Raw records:
....
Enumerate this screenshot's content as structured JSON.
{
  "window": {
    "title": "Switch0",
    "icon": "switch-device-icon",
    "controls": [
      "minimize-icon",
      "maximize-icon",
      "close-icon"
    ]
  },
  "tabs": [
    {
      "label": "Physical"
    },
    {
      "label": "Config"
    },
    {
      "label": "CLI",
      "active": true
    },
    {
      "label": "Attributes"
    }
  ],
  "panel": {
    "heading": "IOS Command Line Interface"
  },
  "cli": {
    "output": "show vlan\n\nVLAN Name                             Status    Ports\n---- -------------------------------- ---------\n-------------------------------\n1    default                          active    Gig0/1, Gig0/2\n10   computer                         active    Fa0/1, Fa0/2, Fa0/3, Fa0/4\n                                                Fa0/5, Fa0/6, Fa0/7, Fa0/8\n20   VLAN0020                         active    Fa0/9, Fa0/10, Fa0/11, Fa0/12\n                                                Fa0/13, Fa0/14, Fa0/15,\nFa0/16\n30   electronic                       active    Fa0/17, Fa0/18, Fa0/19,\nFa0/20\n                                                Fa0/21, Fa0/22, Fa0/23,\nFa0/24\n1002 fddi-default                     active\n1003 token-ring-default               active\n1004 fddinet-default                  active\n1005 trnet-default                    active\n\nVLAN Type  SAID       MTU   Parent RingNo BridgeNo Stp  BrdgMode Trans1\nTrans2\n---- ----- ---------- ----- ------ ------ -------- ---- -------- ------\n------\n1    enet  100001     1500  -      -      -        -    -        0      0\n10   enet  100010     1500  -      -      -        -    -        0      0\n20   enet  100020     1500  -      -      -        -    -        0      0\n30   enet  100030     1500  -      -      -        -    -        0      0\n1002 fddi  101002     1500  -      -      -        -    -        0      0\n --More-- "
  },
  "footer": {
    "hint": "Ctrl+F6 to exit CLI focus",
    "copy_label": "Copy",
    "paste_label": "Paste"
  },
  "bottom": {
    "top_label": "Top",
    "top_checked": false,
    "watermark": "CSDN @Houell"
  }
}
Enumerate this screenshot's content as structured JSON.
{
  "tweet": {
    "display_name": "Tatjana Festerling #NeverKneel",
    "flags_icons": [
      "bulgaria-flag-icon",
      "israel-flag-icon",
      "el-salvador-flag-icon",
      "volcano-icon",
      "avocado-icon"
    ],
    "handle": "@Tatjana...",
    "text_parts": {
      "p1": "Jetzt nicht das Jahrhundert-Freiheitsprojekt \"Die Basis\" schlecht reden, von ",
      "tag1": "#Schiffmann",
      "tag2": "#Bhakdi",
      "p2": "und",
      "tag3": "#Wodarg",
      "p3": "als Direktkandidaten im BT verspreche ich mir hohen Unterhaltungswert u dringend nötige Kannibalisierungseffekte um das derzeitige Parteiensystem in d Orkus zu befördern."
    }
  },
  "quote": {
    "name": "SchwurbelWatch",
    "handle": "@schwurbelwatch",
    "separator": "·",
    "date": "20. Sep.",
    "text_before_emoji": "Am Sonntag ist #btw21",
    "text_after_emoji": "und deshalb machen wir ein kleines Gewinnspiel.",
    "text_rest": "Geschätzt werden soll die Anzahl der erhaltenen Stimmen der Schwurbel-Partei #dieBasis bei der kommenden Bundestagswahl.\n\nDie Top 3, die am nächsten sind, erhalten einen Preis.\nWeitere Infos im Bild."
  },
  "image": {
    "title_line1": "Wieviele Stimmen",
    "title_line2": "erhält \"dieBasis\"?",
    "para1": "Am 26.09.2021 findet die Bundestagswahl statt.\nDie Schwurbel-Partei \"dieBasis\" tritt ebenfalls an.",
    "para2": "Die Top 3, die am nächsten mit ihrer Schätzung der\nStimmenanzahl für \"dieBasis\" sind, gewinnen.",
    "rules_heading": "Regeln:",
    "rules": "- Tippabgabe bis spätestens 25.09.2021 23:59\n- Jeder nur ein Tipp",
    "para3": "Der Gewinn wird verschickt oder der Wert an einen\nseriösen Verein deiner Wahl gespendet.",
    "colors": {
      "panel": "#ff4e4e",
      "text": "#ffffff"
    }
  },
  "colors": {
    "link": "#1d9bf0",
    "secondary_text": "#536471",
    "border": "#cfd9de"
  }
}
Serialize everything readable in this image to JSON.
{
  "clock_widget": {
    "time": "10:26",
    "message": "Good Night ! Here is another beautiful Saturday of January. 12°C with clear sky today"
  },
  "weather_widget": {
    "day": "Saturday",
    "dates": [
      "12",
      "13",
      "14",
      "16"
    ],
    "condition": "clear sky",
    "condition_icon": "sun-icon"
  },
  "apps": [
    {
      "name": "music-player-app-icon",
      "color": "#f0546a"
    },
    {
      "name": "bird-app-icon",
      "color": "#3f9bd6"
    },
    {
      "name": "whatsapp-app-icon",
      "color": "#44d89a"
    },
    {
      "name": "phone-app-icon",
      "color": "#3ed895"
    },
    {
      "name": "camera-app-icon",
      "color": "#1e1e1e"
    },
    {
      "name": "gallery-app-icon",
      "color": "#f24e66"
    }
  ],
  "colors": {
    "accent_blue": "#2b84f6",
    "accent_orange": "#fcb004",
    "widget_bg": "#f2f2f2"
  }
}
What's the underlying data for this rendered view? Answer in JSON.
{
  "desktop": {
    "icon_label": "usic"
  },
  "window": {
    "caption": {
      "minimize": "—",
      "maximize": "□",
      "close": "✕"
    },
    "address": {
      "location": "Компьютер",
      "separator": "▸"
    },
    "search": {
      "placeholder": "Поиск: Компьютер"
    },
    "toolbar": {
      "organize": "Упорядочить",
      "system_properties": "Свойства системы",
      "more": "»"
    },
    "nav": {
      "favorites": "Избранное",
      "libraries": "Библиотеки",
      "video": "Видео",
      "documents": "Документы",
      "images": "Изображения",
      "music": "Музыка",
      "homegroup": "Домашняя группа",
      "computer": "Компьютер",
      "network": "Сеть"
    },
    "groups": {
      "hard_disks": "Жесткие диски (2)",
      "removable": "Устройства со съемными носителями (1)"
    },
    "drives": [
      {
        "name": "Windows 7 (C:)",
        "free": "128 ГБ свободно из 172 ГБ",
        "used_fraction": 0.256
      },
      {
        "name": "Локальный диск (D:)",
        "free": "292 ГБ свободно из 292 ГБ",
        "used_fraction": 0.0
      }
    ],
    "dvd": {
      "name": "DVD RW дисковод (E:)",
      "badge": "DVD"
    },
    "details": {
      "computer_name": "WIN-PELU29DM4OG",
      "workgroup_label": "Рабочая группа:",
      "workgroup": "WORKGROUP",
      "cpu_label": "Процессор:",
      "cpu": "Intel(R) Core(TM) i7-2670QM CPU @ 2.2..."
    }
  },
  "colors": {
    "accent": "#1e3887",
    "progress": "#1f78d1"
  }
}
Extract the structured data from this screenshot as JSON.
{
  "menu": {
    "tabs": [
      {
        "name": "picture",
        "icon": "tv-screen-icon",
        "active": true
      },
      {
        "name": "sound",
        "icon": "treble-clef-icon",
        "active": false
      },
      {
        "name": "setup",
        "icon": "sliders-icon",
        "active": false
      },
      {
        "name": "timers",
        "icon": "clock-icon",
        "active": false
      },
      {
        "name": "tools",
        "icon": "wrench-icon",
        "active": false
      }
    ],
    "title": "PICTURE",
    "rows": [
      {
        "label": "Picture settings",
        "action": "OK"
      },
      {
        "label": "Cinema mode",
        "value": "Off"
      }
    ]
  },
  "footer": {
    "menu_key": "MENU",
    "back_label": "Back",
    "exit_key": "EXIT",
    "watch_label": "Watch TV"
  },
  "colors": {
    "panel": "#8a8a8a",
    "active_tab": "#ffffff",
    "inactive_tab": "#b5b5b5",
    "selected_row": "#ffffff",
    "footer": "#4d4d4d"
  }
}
....
• [Task directions]
Above are some records; extract every one of them exactly.

• [Solution to the problem]
Enumerate this screenshot's content as structured JSON.
{
  "window": {
    "title": "Switch0",
    "icon": "switch-device-icon",
    "controls": [
      "minimize-icon",
      "maximize-icon",
      "close-icon"
    ]
  },
  "tabs": [
    {
      "label": "Physical"
    },
    {
      "label": "Config"
    },
    {
      "label": "CLI",
      "active": true
    },
    {
      "label": "Attributes"
    }
  ],
  "panel": {
    "heading": "IOS Command Line Interface"
  },
  "cli": {
    "output": "show vlan\n\nVLAN Name                             Status    Ports\n---- -------------------------------- ---------\n-------------------------------\n1    default                          active    Gig0/1, Gig0/2\n10   computer                         active    Fa0/1, Fa0/2, Fa0/3, Fa0/4\n                                                Fa0/5, Fa0/6, Fa0/7, Fa0/8\n20   VLAN0020                         active    Fa0/9, Fa0/10, Fa0/11, Fa0/12\n                                                Fa0/13, Fa0/14, Fa0/15,\nFa0/16\n30   electronic                       active    Fa0/17, Fa0/18, Fa0/19,\nFa0/20\n                                                Fa0/21, Fa0/22, Fa0/23,\nFa0/24\n1002 fddi-default                     active\n1003 token-ring-default               active\n1004 fddinet-default                  active\n1005 trnet-default                    active\n\nVLAN Type  SAID       MTU   Parent RingNo BridgeNo Stp  BrdgMode Trans1\nTrans2\n---- ----- ---------- ----- ------ ------ -------- ---- -------- ------\n------\n1    enet  100001     1500  -      -      -        -    -        0      0\n10   enet  100010     1500  -      -      -        -    -        0      0\n20   enet  100020     1500  -      -      -        -    -        0      0\n30   enet  100030     1500  -      -      -        -    -        0      0\n1002 fddi  101002     1500  -      -      -        -    -        0      0\n --More-- "
  },
  "footer": {
    "hint": "Ctrl+F6 to exit CLI focus",
    "copy_label": "Copy",
    "paste_label": "Paste"
  },
  "bottom": {
    "top_label": "Top",
    "top_checked": false,
    "watermark": "CSDN @Houell"
  }
}
Enumerate this screenshot's content as structured JSON.
{
  "tweet": {
    "display_name": "Tatjana Festerling #NeverKneel",
    "flags_icons": [
      "bulgaria-flag-icon",
      "israel-flag-icon",
      "el-salvador-flag-icon",
      "volcano-icon",
      "avocado-icon"
    ],
    "handle": "@Tatjana...",
    "text_parts": {
      "p1": "Jetzt nicht das Jahrhundert-Freiheitsprojekt \"Die Basis\" schlecht reden, von ",
      "tag1": "#Schiffmann",
      "tag2": "#Bhakdi",
      "p2": "und",
      "tag3": "#Wodarg",
      "p3": "als Direktkandidaten im BT verspreche ich mir hohen Unterhaltungswert u dringend nötige Kannibalisierungseffekte um das derzeitige Parteiensystem in d Orkus zu befördern."
    }
  },
  "quote": {
    "name": "SchwurbelWatch",
    "handle": "@schwurbelwatch",
    "separator": "·",
    "date": "20. Sep.",
    "text_before_emoji": "Am Sonntag ist #btw21",
    "text_after_emoji": "und deshalb machen wir ein kleines Gewinnspiel.",
    "text_rest": "Geschätzt werden soll die Anzahl der erhaltenen Stimmen der Schwurbel-Partei #dieBasis bei der kommenden Bundestagswahl.\n\nDie Top 3, die am nächsten sind, erhalten einen Preis.\nWeitere Infos im Bild."
  },
  "image": {
    "title_line1": "Wieviele Stimmen",
    "title_line2": "erhält \"dieBasis\"?",
    "para1": "Am 26.09.2021 findet die Bundestagswahl statt.\nDie Schwurbel-Partei \"dieBasis\" tritt ebenfalls an.",
    "para2": "Die Top 3, die am nächsten mit ihrer Schätzung der\nStimmenanzahl für \"dieBasis\" sind, gewinnen.",
    "rules_heading": "Regeln:",
    "rules": "- Tippabgabe bis spätestens 25.09.2021 23:59\n- Jeder nur ein Tipp",
    "para3": "Der Gewinn wird verschickt oder der Wert an einen\nseriösen Verein deiner Wahl gespendet.",
    "colors": {
      "panel": "#ff4e4e",
      "text": "#ffffff"
    }
  },
  "colors": {
    "link": "#1d9bf0",
    "secondary_text": "#536471",
    "border": "#cfd9de"
  }
}
Serialize everything readable in this image to JSON.
{
  "clock_widget": {
    "time": "10:26",
    "message": "Good Night ! Here is another beautiful Saturday of January. 12°C with clear sky today"
  },
  "weather_widget": {
    "day": "Saturday",
    "dates": [
      "12",
      "13",
      "14",
      "16"
    ],
    "condition": "clear sky",
    "condition_icon": "sun-icon"
  },
  "apps": [
    {
      "name": "music-player-app-icon",
      "color": "#f0546a"
    },
    {
      "name": "bird-app-icon",
      "color": "#3f9bd6"
    },
    {
      "name": "whatsapp-app-icon",
      "color": "#44d89a"
    },
    {
      "name": "phone-app-icon",
      "color": "#3ed895"
    },
    {
      "name": "camera-app-icon",
      "color": "#1e1e1e"
    },
    {
      "name": "gallery-app-icon",
      "color": "#f24e66"
    }
  ],
  "colors": {
    "accent_blue": "#2b84f6",
    "accent_orange": "#fcb004",
    "widget_bg": "#f2f2f2"
  }
}
What's the underlying data for this rendered view? Answer in JSON.
{
  "desktop": {
    "icon_label": "usic"
  },
  "window": {
    "caption": {
      "minimize": "—",
      "maximize": "□",
      "close": "✕"
    },
    "address": {
      "location": "Компьютер",
      "separator": "▸"
    },
    "search": {
      "placeholder": "Поиск: Компьютер"
    },
    "toolbar": {
      "organize": "Упорядочить",
      "system_properties": "Свойства системы",
      "more": "»"
    },
    "nav": {
      "favorites": "Избранное",
      "libraries": "Библиотеки",
      "video": "Видео",
      "documents": "Документы",
      "images": "Изображения",
      "music": "Музыка",
      "homegroup": "Домашняя группа",
      "computer": "Компьютер",
      "network": "Сеть"
    },
    "groups": {
      "hard_disks": "Жесткие диски (2)",
      "removable": "Устройства со съемными носителями (1)"
    },
    "drives": [
      {
        "name": "Windows 7 (C:)",
        "free": "128 ГБ свободно из 172 ГБ",
        "used_fraction": 0.256
      },
      {
        "name": "Локальный диск (D:)",
        "free": "292 ГБ свободно из 292 ГБ",
        "used_fraction": 0.0
      }
    ],
    "dvd": {
      "name": "DVD RW дисковод (E:)",
      "badge": "DVD"
    },
    "details": {
      "computer_name": "WIN-PELU29DM4OG",
      "workgroup_label": "Рабочая группа:",
      "workgroup": "WORKGROUP",
      "cpu_label": "Процессор:",
      "cpu": "Intel(R) Core(TM) i7-2670QM CPU @ 2.2..."
    }
  },
  "colors": {
    "accent": "#1e3887",
    "progress": "#1f78d1"
  }
}
Extract the structured data from this screenshot as JSON.
{
  "menu": {
    "tabs": [
      {
        "name": "picture",
        "icon": "tv-screen-icon",
        "active": true
      },
      {
        "name": "sound",
        "icon": "treble-clef-icon",
        "active": false
      },
      {
        "name": "setup",
        "icon": "sliders-icon",
        "active": false
      },
      {
        "name": "timers",
        "icon": "clock-icon",
        "active": false
      },
      {
        "name": "tools",
        "icon": "wrench-icon",
        "active": false
      }
    ],
    "title": "PICTURE",
    "rows": [
      {
        "label": "Picture settings",
        "action": "OK"
      },
      {
        "label": "Cinema mode",
        "value": "Off"
      }
    ]
  },
  "footer": {
    "menu_key": "MENU",
    "back_label": "Back",
    "exit_key": "EXIT",
    "watch_label": "Watch TV"
  },
  "colors": {
    "panel": "#8a8a8a",
    "active_tab": "#ffffff",
    "inactive_tab": "#b5b5b5",
    "selected_row": "#ffffff",
    "footer": "#4d4d4d"
  }
}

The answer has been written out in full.